-- DATA FOR REVIEW follows --

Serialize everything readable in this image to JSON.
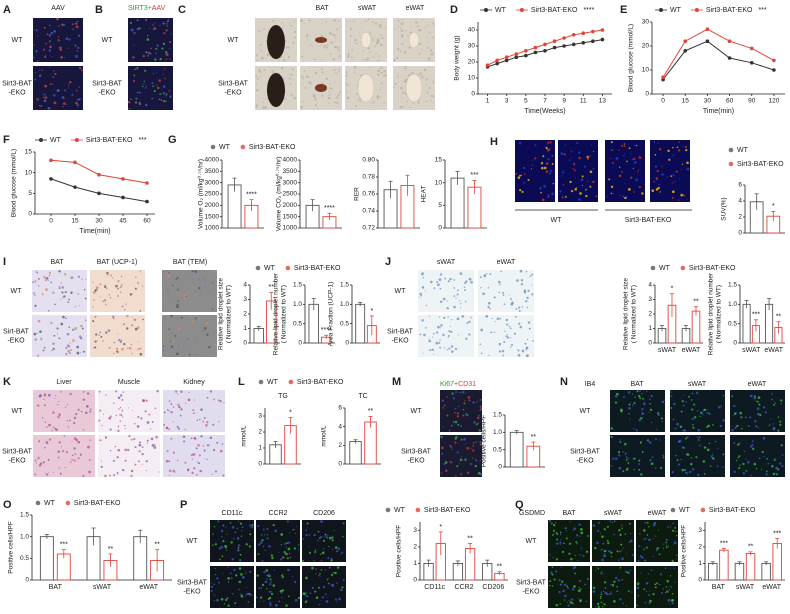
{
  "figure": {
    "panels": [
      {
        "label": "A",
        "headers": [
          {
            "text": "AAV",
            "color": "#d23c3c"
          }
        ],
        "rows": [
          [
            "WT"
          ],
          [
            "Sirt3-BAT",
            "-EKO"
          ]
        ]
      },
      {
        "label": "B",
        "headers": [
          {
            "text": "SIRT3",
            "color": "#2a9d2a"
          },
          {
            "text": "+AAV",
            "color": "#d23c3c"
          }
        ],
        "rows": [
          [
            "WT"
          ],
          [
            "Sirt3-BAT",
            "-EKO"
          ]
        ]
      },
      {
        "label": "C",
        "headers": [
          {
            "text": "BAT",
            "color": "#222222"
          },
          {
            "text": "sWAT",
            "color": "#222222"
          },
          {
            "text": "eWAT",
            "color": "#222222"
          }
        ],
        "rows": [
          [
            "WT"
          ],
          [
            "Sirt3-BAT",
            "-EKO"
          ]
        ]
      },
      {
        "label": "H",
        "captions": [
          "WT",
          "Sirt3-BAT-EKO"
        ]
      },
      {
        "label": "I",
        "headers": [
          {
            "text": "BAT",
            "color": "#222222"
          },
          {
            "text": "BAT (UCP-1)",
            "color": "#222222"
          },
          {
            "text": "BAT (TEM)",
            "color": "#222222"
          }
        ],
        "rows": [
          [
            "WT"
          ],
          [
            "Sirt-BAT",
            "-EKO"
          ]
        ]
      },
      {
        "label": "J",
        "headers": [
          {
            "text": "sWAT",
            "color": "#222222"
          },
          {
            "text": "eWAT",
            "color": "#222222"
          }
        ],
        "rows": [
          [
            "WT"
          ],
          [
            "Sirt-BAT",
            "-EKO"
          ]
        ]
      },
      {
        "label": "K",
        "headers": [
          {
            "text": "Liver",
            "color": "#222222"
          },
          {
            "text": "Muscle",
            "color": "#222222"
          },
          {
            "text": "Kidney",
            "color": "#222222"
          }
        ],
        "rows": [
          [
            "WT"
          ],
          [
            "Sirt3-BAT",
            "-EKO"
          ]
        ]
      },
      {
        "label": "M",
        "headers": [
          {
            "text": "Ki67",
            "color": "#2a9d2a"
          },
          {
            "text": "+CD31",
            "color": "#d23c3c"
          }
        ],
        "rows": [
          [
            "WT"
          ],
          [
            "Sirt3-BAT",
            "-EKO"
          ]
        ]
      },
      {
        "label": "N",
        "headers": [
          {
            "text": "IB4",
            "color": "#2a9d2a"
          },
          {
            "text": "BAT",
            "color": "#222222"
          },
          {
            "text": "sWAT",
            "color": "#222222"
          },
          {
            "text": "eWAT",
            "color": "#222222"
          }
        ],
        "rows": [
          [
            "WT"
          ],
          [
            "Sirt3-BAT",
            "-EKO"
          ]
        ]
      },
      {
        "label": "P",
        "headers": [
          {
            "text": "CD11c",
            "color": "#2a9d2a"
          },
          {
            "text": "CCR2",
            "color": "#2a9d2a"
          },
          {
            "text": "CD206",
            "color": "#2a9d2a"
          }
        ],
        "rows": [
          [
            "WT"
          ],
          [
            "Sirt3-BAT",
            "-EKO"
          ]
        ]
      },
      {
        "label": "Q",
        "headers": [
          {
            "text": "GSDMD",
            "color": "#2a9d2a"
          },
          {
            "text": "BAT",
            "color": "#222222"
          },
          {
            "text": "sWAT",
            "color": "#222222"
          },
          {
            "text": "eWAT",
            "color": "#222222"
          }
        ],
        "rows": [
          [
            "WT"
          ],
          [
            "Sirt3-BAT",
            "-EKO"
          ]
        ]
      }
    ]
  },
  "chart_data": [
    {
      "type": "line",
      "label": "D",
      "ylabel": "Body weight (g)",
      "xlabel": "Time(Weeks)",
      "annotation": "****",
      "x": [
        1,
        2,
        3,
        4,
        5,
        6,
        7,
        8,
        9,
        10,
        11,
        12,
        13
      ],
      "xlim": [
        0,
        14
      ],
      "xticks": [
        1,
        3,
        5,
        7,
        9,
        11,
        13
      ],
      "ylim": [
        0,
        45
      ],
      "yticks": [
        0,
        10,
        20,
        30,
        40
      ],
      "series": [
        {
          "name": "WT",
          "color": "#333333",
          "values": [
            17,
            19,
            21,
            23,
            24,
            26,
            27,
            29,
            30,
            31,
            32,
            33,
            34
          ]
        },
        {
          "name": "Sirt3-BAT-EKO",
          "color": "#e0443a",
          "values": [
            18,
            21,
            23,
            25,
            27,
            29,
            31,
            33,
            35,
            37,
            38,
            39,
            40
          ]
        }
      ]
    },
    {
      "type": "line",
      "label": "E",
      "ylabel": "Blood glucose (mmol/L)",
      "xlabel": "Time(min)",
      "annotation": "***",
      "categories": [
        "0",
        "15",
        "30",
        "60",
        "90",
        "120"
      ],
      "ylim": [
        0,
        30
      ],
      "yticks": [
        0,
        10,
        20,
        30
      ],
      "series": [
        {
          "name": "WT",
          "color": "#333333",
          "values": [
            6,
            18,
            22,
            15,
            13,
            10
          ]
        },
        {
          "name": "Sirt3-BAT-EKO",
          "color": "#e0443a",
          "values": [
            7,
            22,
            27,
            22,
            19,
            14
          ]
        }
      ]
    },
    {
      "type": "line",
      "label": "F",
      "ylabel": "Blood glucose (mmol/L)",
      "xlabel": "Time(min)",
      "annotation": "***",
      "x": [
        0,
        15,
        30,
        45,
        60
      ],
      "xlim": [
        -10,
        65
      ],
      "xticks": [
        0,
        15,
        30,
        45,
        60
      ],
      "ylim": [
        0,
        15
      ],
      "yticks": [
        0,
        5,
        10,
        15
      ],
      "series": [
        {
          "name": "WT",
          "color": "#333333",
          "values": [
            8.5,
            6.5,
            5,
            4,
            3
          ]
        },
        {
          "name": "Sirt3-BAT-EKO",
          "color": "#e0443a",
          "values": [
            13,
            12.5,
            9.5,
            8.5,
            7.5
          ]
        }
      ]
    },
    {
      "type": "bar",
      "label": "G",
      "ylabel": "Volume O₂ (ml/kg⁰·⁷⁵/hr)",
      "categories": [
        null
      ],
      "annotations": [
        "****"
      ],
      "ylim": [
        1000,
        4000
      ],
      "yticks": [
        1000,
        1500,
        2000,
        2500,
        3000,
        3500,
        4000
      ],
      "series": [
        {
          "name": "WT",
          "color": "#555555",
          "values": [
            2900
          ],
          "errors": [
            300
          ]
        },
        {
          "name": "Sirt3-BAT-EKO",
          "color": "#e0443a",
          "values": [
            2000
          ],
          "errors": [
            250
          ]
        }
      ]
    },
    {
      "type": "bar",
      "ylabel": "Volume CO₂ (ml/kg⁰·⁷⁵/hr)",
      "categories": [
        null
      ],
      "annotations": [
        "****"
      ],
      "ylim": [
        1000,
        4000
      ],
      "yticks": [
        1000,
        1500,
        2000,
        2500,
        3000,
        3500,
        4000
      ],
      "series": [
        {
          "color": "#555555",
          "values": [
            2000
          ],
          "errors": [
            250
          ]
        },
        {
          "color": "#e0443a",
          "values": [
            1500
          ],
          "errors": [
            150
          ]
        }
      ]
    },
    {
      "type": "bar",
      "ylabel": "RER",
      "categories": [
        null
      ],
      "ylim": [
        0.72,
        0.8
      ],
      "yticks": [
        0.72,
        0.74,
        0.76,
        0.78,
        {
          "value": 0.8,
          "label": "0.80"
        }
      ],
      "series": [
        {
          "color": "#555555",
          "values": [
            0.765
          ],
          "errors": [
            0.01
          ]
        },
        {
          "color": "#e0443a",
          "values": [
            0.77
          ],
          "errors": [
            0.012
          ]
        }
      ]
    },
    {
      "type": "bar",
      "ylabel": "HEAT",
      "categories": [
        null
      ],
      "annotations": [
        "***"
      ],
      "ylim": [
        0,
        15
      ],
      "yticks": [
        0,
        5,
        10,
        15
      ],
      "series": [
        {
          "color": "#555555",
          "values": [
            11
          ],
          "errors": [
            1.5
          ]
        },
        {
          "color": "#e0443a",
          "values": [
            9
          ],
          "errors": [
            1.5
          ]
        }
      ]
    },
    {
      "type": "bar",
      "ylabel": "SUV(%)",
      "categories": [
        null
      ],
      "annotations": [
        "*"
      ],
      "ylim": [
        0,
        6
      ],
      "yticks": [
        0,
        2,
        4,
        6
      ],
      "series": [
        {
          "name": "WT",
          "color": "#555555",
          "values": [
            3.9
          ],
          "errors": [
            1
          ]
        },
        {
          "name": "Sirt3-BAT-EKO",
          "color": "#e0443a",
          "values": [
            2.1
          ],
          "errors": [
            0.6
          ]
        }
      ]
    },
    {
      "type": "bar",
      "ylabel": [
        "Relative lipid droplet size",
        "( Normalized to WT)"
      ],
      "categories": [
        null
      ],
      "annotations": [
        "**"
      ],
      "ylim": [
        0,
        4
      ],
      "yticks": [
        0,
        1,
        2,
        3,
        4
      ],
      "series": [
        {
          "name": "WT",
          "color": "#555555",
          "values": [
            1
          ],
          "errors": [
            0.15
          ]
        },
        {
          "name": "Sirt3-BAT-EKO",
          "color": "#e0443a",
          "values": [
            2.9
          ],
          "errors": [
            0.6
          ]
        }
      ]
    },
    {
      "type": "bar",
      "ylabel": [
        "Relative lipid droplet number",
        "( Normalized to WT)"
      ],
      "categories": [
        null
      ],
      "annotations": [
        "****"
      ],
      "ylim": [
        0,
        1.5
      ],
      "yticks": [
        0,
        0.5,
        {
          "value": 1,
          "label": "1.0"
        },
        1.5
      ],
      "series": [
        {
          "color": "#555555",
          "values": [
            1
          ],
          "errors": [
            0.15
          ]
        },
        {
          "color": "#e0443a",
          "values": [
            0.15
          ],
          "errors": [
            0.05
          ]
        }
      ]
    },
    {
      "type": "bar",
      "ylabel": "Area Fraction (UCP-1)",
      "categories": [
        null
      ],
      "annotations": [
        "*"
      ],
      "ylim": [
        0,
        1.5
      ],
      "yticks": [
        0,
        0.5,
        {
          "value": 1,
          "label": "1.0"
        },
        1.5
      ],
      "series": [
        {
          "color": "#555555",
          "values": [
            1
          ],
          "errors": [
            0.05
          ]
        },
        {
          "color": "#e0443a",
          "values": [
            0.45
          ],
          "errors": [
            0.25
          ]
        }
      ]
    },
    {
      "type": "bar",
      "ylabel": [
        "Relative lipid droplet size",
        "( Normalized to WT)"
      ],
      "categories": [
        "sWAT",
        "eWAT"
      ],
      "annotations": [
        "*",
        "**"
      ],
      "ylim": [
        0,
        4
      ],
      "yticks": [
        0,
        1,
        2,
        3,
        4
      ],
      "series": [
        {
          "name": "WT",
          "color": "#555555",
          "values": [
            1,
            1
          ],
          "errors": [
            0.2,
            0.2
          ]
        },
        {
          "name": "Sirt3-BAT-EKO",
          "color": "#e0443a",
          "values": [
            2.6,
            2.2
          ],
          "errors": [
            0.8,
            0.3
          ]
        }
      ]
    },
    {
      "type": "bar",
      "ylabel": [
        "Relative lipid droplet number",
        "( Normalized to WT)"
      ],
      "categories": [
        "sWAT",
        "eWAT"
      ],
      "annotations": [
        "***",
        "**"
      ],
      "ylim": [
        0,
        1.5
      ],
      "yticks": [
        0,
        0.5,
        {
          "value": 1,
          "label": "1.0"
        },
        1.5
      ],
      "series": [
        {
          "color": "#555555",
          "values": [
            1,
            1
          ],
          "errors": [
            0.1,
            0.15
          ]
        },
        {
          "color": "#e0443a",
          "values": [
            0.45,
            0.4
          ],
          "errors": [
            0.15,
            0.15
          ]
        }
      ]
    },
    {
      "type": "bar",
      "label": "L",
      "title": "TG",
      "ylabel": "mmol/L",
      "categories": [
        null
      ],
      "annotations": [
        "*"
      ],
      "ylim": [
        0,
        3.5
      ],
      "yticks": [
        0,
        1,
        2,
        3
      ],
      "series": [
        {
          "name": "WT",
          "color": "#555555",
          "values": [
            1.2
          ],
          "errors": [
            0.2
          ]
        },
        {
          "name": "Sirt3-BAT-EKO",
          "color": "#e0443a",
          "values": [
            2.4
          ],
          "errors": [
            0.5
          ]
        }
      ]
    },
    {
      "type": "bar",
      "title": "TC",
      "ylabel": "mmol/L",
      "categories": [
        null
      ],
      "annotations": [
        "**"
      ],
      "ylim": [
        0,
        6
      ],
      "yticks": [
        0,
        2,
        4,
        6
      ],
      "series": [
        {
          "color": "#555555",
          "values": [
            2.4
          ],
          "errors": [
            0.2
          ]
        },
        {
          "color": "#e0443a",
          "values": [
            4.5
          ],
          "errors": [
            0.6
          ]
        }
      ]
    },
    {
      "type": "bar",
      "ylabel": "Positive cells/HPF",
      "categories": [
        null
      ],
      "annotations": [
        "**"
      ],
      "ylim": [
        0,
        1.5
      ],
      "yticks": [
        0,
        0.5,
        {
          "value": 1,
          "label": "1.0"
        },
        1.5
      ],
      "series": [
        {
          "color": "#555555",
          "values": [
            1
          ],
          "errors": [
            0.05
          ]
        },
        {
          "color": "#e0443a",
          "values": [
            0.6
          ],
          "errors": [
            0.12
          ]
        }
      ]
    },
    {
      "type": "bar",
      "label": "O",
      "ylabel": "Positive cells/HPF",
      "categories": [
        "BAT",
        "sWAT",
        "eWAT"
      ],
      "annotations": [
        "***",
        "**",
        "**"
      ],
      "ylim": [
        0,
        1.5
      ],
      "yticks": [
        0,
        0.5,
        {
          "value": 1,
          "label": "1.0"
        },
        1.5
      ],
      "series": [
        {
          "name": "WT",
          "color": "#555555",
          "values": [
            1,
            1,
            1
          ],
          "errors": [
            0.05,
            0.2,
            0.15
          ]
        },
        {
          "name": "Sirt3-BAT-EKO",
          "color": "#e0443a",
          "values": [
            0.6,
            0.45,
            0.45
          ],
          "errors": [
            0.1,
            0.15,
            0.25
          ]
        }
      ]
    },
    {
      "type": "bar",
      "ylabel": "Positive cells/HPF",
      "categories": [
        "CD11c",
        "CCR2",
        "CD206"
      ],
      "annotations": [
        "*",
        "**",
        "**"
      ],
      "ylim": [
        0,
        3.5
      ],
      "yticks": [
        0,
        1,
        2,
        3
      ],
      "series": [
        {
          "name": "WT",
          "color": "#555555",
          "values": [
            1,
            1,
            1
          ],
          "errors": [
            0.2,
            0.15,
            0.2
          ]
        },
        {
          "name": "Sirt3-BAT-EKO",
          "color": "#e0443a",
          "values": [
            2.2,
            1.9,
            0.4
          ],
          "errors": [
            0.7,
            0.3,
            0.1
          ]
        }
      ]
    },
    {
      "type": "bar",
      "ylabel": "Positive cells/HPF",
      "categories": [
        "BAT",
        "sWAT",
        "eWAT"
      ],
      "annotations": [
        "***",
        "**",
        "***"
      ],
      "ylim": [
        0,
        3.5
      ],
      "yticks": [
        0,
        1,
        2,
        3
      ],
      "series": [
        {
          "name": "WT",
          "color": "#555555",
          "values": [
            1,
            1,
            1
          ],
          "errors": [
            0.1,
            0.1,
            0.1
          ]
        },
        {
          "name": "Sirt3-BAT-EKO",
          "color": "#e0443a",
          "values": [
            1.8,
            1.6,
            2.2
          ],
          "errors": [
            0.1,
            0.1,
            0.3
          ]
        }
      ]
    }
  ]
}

-- DATA FOR REVIEW concluded --
-- DATA FOR REVIEW follows --

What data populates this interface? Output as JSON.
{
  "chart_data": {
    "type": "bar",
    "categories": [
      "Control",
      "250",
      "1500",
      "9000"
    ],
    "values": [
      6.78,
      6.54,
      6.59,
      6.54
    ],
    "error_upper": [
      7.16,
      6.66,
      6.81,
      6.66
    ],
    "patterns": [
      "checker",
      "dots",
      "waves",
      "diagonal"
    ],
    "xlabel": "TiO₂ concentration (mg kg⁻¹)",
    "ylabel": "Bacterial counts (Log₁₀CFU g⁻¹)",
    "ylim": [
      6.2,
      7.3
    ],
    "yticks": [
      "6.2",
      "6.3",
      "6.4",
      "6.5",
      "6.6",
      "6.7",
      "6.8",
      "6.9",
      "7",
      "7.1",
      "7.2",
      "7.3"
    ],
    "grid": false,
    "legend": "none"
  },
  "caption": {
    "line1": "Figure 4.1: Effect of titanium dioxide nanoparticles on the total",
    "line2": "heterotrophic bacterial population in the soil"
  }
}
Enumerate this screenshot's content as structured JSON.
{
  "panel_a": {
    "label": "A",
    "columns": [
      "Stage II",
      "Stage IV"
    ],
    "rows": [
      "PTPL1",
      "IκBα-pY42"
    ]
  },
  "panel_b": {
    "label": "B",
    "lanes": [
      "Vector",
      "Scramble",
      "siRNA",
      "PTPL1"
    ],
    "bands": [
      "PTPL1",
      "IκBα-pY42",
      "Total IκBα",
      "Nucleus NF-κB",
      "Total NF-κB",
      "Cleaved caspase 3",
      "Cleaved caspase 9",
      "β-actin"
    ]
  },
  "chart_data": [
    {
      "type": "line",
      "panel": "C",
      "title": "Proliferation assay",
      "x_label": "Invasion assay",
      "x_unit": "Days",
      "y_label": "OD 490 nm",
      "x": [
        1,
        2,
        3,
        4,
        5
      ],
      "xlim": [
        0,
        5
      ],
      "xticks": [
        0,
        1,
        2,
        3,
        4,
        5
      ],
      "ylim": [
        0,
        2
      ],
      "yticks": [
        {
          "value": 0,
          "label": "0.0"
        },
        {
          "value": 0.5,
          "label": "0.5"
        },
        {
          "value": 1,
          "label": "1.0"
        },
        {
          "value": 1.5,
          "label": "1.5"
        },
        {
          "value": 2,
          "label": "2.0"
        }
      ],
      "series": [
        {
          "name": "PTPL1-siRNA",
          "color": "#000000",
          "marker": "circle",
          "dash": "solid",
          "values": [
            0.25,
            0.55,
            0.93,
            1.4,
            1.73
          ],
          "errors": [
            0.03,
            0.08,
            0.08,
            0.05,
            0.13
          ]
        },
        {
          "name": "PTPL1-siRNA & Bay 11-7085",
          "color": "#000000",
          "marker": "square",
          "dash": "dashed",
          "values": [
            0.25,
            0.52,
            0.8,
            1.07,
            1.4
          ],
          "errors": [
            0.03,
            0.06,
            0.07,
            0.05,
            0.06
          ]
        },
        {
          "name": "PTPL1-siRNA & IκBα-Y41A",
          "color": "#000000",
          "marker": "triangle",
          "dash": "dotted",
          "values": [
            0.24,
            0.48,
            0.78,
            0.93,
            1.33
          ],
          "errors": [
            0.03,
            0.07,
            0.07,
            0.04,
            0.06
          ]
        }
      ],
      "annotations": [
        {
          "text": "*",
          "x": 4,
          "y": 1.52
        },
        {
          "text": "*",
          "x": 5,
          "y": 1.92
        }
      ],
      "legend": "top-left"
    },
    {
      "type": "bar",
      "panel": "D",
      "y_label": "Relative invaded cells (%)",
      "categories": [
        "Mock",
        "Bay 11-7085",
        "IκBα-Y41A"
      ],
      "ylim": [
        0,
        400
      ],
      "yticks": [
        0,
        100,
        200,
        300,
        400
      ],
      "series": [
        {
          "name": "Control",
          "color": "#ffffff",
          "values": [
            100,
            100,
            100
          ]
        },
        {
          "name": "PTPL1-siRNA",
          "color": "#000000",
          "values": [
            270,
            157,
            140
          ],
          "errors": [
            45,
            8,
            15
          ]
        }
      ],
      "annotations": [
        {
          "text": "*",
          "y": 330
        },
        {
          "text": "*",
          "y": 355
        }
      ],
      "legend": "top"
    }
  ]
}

-- DATA FOR REVIEW concluded --

WORK REQUEST - Each line that holds the word "marker" should be extracted from the records.

EXPECTED ANSWER -
          "marker": "circle",
          "marker": "square",
          "marker": "triangle",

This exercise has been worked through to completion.